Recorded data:
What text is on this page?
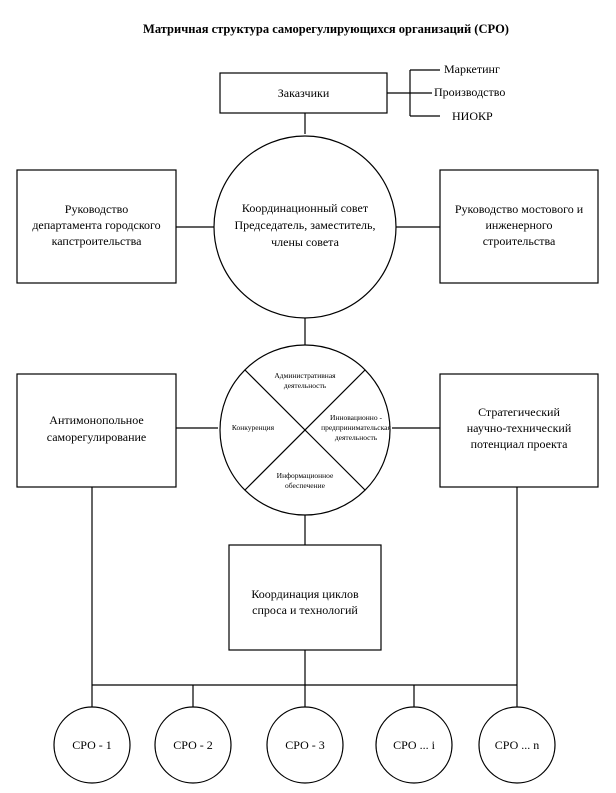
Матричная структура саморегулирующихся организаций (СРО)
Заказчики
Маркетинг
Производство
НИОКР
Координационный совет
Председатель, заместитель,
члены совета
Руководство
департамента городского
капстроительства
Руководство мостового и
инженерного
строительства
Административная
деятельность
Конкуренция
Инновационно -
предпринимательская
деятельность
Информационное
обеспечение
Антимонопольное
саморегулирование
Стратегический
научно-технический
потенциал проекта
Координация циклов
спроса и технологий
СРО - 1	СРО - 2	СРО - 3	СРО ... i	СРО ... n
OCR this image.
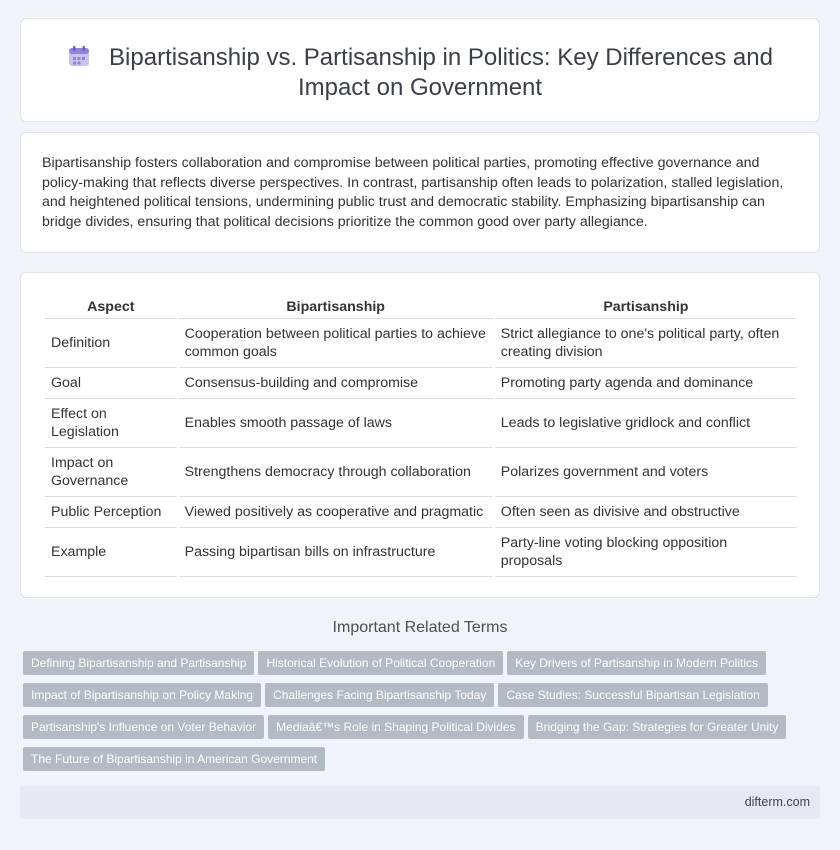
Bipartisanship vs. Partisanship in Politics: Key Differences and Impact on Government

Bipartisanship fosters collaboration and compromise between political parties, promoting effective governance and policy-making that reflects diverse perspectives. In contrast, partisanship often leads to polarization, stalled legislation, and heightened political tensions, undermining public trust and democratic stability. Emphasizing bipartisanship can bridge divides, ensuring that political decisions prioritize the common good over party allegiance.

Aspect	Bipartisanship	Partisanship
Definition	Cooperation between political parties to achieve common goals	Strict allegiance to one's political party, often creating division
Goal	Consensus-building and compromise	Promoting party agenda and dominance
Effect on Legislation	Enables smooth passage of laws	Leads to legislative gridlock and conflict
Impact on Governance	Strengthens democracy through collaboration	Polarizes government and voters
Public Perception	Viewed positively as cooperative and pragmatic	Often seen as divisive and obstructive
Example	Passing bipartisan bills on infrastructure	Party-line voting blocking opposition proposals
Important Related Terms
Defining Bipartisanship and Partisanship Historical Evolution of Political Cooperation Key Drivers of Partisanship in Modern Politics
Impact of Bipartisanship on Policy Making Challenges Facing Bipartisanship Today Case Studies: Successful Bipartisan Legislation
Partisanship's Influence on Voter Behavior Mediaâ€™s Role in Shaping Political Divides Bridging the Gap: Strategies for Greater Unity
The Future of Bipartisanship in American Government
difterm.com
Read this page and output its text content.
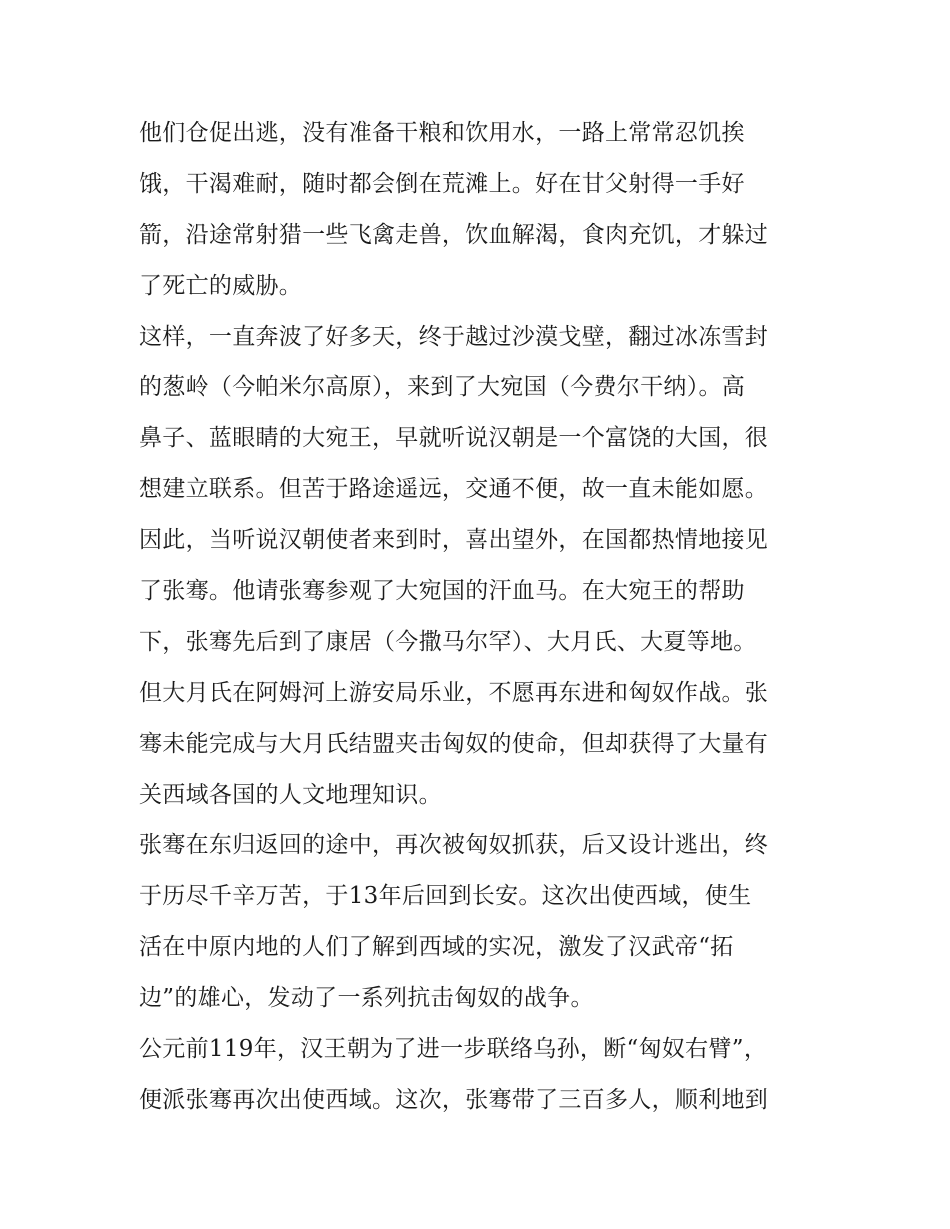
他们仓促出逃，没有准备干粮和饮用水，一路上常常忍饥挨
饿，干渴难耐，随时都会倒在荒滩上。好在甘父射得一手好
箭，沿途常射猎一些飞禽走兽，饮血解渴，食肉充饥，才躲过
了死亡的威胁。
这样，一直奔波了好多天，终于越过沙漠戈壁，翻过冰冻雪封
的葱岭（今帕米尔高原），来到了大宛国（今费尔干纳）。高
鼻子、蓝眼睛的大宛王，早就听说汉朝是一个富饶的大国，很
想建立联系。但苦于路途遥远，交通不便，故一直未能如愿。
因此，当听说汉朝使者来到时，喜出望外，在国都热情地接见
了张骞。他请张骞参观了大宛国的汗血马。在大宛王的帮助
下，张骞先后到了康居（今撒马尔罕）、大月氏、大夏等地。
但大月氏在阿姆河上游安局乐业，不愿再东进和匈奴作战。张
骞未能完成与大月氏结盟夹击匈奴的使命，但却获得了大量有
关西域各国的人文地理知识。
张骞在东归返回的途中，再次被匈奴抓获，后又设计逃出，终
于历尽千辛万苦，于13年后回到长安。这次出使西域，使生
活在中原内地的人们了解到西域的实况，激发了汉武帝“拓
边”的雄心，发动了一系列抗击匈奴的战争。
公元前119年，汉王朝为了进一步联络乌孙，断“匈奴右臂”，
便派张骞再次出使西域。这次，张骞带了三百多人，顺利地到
==
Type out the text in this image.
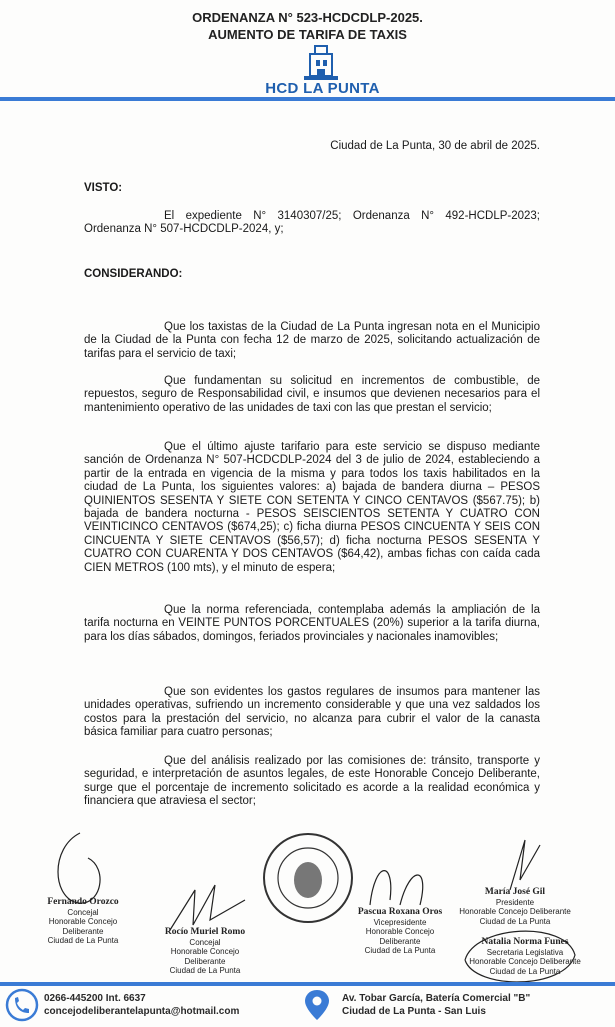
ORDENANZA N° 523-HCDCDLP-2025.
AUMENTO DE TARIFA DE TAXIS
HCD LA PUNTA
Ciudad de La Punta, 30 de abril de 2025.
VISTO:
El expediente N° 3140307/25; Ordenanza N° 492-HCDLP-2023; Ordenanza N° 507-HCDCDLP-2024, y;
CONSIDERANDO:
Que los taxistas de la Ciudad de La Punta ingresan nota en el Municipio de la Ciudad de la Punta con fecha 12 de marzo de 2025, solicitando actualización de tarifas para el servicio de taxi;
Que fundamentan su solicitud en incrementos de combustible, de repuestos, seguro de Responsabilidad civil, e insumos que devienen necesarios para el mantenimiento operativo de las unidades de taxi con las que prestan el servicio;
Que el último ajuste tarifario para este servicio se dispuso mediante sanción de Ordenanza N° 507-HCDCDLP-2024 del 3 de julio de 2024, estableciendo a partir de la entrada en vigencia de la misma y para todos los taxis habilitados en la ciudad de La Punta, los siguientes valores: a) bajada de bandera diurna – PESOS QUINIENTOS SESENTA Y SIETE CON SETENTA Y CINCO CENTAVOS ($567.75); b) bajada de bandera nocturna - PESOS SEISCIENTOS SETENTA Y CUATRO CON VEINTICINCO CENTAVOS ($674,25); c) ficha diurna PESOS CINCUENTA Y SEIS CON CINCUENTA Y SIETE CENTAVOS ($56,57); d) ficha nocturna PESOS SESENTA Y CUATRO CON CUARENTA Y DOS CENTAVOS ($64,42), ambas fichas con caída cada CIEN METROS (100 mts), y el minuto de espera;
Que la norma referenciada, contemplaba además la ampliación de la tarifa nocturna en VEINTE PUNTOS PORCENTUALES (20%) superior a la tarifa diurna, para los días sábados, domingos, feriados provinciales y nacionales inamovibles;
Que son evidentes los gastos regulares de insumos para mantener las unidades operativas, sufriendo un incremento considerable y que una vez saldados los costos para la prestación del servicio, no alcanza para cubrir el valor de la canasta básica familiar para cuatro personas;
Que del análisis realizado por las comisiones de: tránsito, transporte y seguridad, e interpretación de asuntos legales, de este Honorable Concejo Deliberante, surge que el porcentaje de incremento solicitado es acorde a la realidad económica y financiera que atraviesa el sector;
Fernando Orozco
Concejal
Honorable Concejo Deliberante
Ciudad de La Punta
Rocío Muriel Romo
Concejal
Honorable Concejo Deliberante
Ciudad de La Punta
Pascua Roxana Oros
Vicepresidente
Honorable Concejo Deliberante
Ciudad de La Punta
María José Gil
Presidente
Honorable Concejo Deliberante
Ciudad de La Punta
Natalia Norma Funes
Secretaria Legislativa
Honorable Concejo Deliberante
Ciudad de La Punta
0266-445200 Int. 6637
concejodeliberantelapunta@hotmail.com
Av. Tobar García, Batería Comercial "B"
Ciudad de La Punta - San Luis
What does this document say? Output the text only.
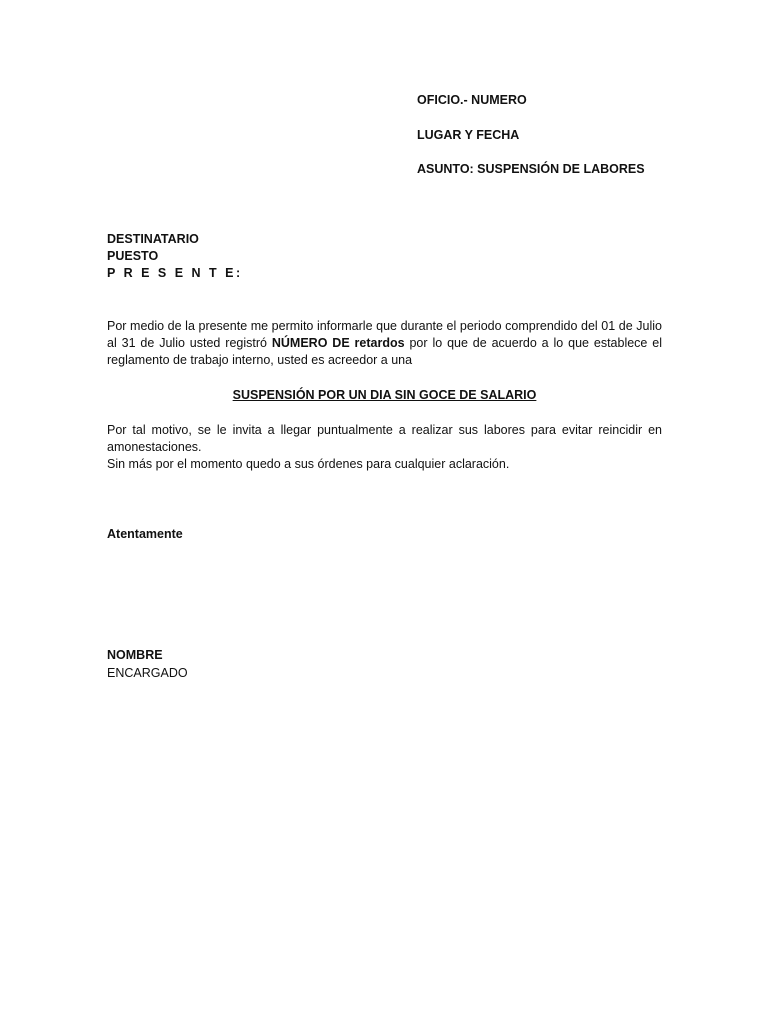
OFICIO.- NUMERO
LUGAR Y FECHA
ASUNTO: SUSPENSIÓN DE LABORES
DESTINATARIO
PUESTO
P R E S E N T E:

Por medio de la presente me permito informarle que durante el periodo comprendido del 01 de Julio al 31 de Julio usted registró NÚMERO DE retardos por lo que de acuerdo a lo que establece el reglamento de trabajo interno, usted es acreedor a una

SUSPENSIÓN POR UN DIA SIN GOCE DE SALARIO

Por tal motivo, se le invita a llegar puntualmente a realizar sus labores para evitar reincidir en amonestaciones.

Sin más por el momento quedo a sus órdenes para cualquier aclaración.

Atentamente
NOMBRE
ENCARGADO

Written instruction: List each line of the records that holds the string "HCDCDLP".

Answer in full:
ORDENANZA N° 523-HCDCDLP-2025.
El expediente N° 3140307/25; Ordenanza N° 492-HCDLP-2023; Ordenanza N° 507-HCDCDLP-2024, y;
Que el último ajuste tarifario para este servicio se dispuso mediante sanción de Ordenanza N° 507-HCDCDLP-2024 del 3 de julio de 2024, estableciendo a partir de la entrada en vigencia de la misma y para todos los taxis habilitados en la ciudad de La Punta, los siguientes valores: a) bajada de bandera diurna – PESOS QUINIENTOS SESENTA Y SIETE CON SETENTA Y CINCO CENTAVOS ($567.75); b) bajada de bandera nocturna - PESOS SEISCIENTOS SETENTA Y CUATRO CON VEINTICINCO CENTAVOS ($674,25); c) ficha diurna PESOS CINCUENTA Y SEIS CON CINCUENTA Y SIETE CENTAVOS ($56,57); d) ficha nocturna PESOS SESENTA Y CUATRO CON CUARENTA Y DOS CENTAVOS ($64,42), ambas fichas con caída cada CIEN METROS (100 mts), y el minuto de espera;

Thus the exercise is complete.